Start of PROVIDED RECORDS

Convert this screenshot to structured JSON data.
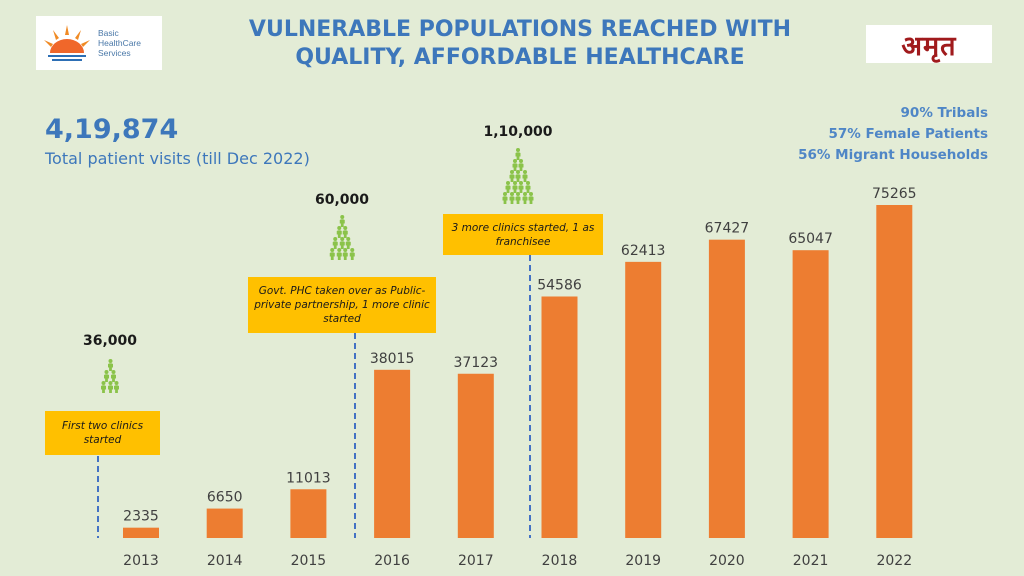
{
  "header": {
    "title_line1": "VULNERABLE POPULATIONS REACHED WITH",
    "title_line2": "QUALITY, AFFORDABLE HEALTHCARE",
    "logo_left": {
      "line1": "Basic",
      "line2": "HealthCare",
      "line3": "Services"
    },
    "logo_right": "अमृत"
  },
  "kpi": {
    "value": "4,19,874",
    "label": "Total patient visits (till Dec 2022)"
  },
  "stats": [
    "90% Tribals",
    "57% Female Patients",
    "56% Migrant Households"
  ],
  "colors": {
    "background": "#e3ecd6",
    "bar": "#ed7d31",
    "title": "#3d77bb",
    "callout": "#ffc000",
    "people": "#8bc34a",
    "dashed_line": "#4472c4"
  },
  "milestones": [
    {
      "year": "2013",
      "count": "36,000",
      "note": "First two clinics started",
      "people_rows": 3
    },
    {
      "year": "2016",
      "count": "60,000",
      "note": "Govt. PHC taken over as Public-private partnership, 1 more clinic started",
      "people_rows": 4
    },
    {
      "year": "2018",
      "count": "1,10,000",
      "note": "3 more clinics started, 1 as franchisee",
      "people_rows": 5
    }
  ],
  "chart_data": {
    "type": "bar",
    "categories": [
      "2013",
      "2014",
      "2015",
      "2016",
      "2017",
      "2018",
      "2019",
      "2020",
      "2021",
      "2022"
    ],
    "values": [
      2335,
      6650,
      11013,
      38015,
      37123,
      54586,
      62413,
      67427,
      65047,
      75265
    ],
    "title": "",
    "xlabel": "",
    "ylabel": "",
    "ylim": [
      0,
      80000
    ],
    "grid": false,
    "legend": "none"
  }
}
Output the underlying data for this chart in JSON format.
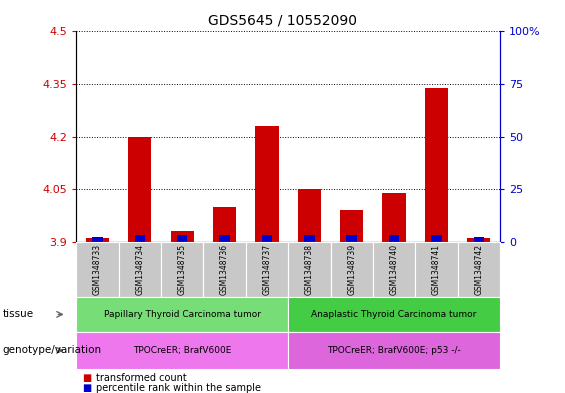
{
  "title": "GDS5645 / 10552090",
  "samples": [
    "GSM1348733",
    "GSM1348734",
    "GSM1348735",
    "GSM1348736",
    "GSM1348737",
    "GSM1348738",
    "GSM1348739",
    "GSM1348740",
    "GSM1348741",
    "GSM1348742"
  ],
  "transformed_count": [
    3.91,
    4.2,
    3.93,
    4.0,
    4.23,
    4.05,
    3.99,
    4.04,
    4.34,
    3.91
  ],
  "percentile_rank": [
    2,
    3,
    3,
    3,
    3,
    3,
    3,
    3,
    3,
    2
  ],
  "ylim_left": [
    3.9,
    4.5
  ],
  "ylim_right": [
    0,
    100
  ],
  "yticks_left": [
    3.9,
    4.05,
    4.2,
    4.35,
    4.5
  ],
  "yticks_right": [
    0,
    25,
    50,
    75,
    100
  ],
  "ytick_labels_left": [
    "3.9",
    "4.05",
    "4.2",
    "4.35",
    "4.5"
  ],
  "ytick_labels_right": [
    "0",
    "25",
    "50",
    "75",
    "100%"
  ],
  "left_tick_color": "#cc0000",
  "right_tick_color": "#0000cc",
  "bar_color_red": "#cc0000",
  "bar_color_blue": "#0000cc",
  "tissue_groups": [
    {
      "label": "Papillary Thyroid Carcinoma tumor",
      "start": 0,
      "end": 4,
      "color": "#77dd77"
    },
    {
      "label": "Anaplastic Thyroid Carcinoma tumor",
      "start": 5,
      "end": 9,
      "color": "#44cc44"
    }
  ],
  "genotype_groups": [
    {
      "label": "TPOCreER; BrafV600E",
      "start": 0,
      "end": 4,
      "color": "#ee77ee"
    },
    {
      "label": "TPOCreER; BrafV600E; p53 -/-",
      "start": 5,
      "end": 9,
      "color": "#dd66dd"
    }
  ],
  "tissue_row_label": "tissue",
  "genotype_row_label": "genotype/variation",
  "legend_red": "transformed count",
  "legend_blue": "percentile rank within the sample",
  "base_value": 3.9
}
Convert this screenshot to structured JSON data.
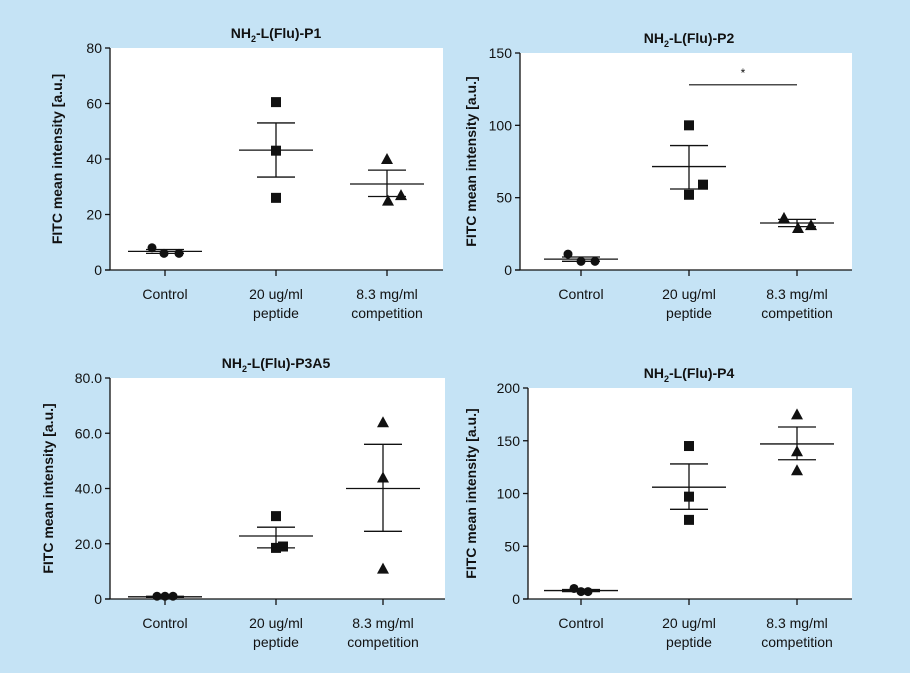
{
  "chart_data": [
    {
      "type": "scatter",
      "title": "NH2-L(Flu)-P1",
      "title_parts": [
        "NH",
        "2",
        "-L(Flu)-P1"
      ],
      "ylabel": "FITC mean intensity [a.u.]",
      "xlabel": "",
      "ylim": [
        0,
        80
      ],
      "yticks": [
        0,
        20,
        40,
        60,
        80
      ],
      "ytick_labels": [
        "0",
        "20",
        "40",
        "60",
        "80"
      ],
      "categories": [
        [
          "Control"
        ],
        [
          "20 ug/ml",
          "peptide"
        ],
        [
          "8.3 mg/ml",
          "competition"
        ]
      ],
      "markers": [
        "circle",
        "square",
        "triangle"
      ],
      "groups": [
        {
          "values": [
            8,
            6,
            6
          ],
          "mean": 6.7,
          "err": [
            6.0,
            7.4
          ]
        },
        {
          "values": [
            60.5,
            43,
            26
          ],
          "mean": 43.2,
          "err": [
            33.5,
            53
          ]
        },
        {
          "values": [
            40,
            25,
            27
          ],
          "mean": 31,
          "err": [
            26.5,
            36
          ]
        }
      ],
      "significance": []
    },
    {
      "type": "scatter",
      "title": "NH2-L(Flu)-P2",
      "title_parts": [
        "NH",
        "2",
        "-L(Flu)-P2"
      ],
      "ylabel": "FITC mean intensity [a.u.]",
      "xlabel": "",
      "ylim": [
        0,
        150
      ],
      "yticks": [
        0,
        50,
        100,
        150
      ],
      "ytick_labels": [
        "0",
        "50",
        "100",
        "150"
      ],
      "categories": [
        [
          "Control"
        ],
        [
          "20 ug/ml",
          "peptide"
        ],
        [
          "8.3 mg/ml",
          "competition"
        ]
      ],
      "markers": [
        "circle",
        "square",
        "triangle"
      ],
      "groups": [
        {
          "values": [
            11,
            6,
            6
          ],
          "mean": 7.5,
          "err": [
            6,
            9
          ]
        },
        {
          "values": [
            100,
            52,
            59
          ],
          "mean": 71.5,
          "err": [
            56,
            86
          ]
        },
        {
          "values": [
            36,
            29,
            31
          ],
          "mean": 32.5,
          "err": [
            30,
            35
          ]
        }
      ],
      "significance": [
        {
          "from": 1,
          "to": 2,
          "y": 128,
          "label": "*"
        }
      ]
    },
    {
      "type": "scatter",
      "title": "NH2-L(Flu)-P3A5",
      "title_parts": [
        "NH",
        "2",
        "-L(Flu)-P3A5"
      ],
      "ylabel": "FITC mean intensity [a.u.]",
      "xlabel": "",
      "ylim": [
        0,
        80
      ],
      "yticks": [
        0,
        20,
        40,
        60,
        80
      ],
      "ytick_labels": [
        "0",
        "20.0",
        "40.0",
        "60.0",
        "80.0"
      ],
      "categories": [
        [
          "Control"
        ],
        [
          "20 ug/ml",
          "peptide"
        ],
        [
          "8.3 mg/ml",
          "competition"
        ]
      ],
      "markers": [
        "circle",
        "square",
        "triangle"
      ],
      "groups": [
        {
          "values": [
            1,
            1,
            1
          ],
          "mean": 0.8,
          "err": [
            0.6,
            1.0
          ]
        },
        {
          "values": [
            30,
            18.5,
            19
          ],
          "mean": 22.8,
          "err": [
            18.5,
            26
          ]
        },
        {
          "values": [
            64,
            44,
            11
          ],
          "mean": 40,
          "err": [
            24.5,
            56
          ]
        }
      ],
      "significance": []
    },
    {
      "type": "scatter",
      "title": "NH2-L(Flu)-P4",
      "title_parts": [
        "NH",
        "2",
        "-L(Flu)-P4"
      ],
      "ylabel": "FITC mean intensity [a.u.]",
      "xlabel": "",
      "ylim": [
        0,
        200
      ],
      "yticks": [
        0,
        50,
        100,
        150,
        200
      ],
      "ytick_labels": [
        "0",
        "50",
        "100",
        "150",
        "200"
      ],
      "categories": [
        [
          "Control"
        ],
        [
          "20 ug/ml",
          "peptide"
        ],
        [
          "8.3 mg/ml",
          "competition"
        ]
      ],
      "markers": [
        "circle",
        "square",
        "triangle"
      ],
      "groups": [
        {
          "values": [
            10,
            7,
            7
          ],
          "mean": 8,
          "err": [
            7,
            9
          ]
        },
        {
          "values": [
            145,
            97,
            75
          ],
          "mean": 106,
          "err": [
            85,
            128
          ]
        },
        {
          "values": [
            175,
            140,
            122
          ],
          "mean": 147,
          "err": [
            132,
            163
          ]
        }
      ],
      "significance": []
    }
  ],
  "colors": {
    "background": "#c5e3f5",
    "plot": "#ffffff",
    "ink": "#111111"
  }
}
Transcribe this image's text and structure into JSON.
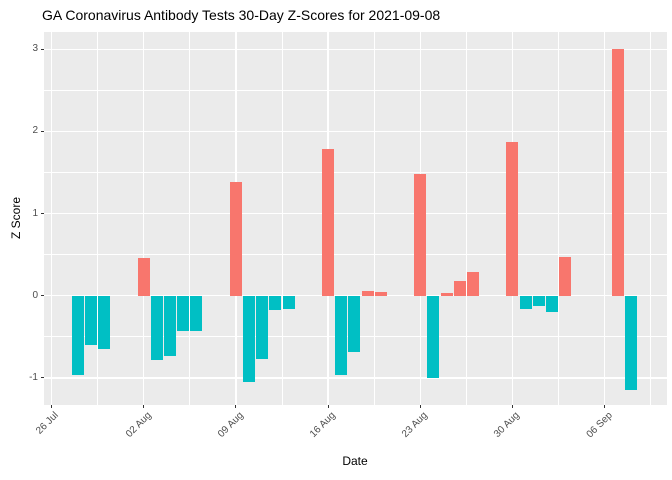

End of PROVIDED RECORDS

Scan the material above for the string "JSON" and copy every line that has it.

* **YOUR RESPONSE**
Convert this screenshot to structured JSON data.
Output the underlying data for this chart in JSON format.
Convert this screenshot to structured JSON data.
Transcribe this image's text and structure into JSON.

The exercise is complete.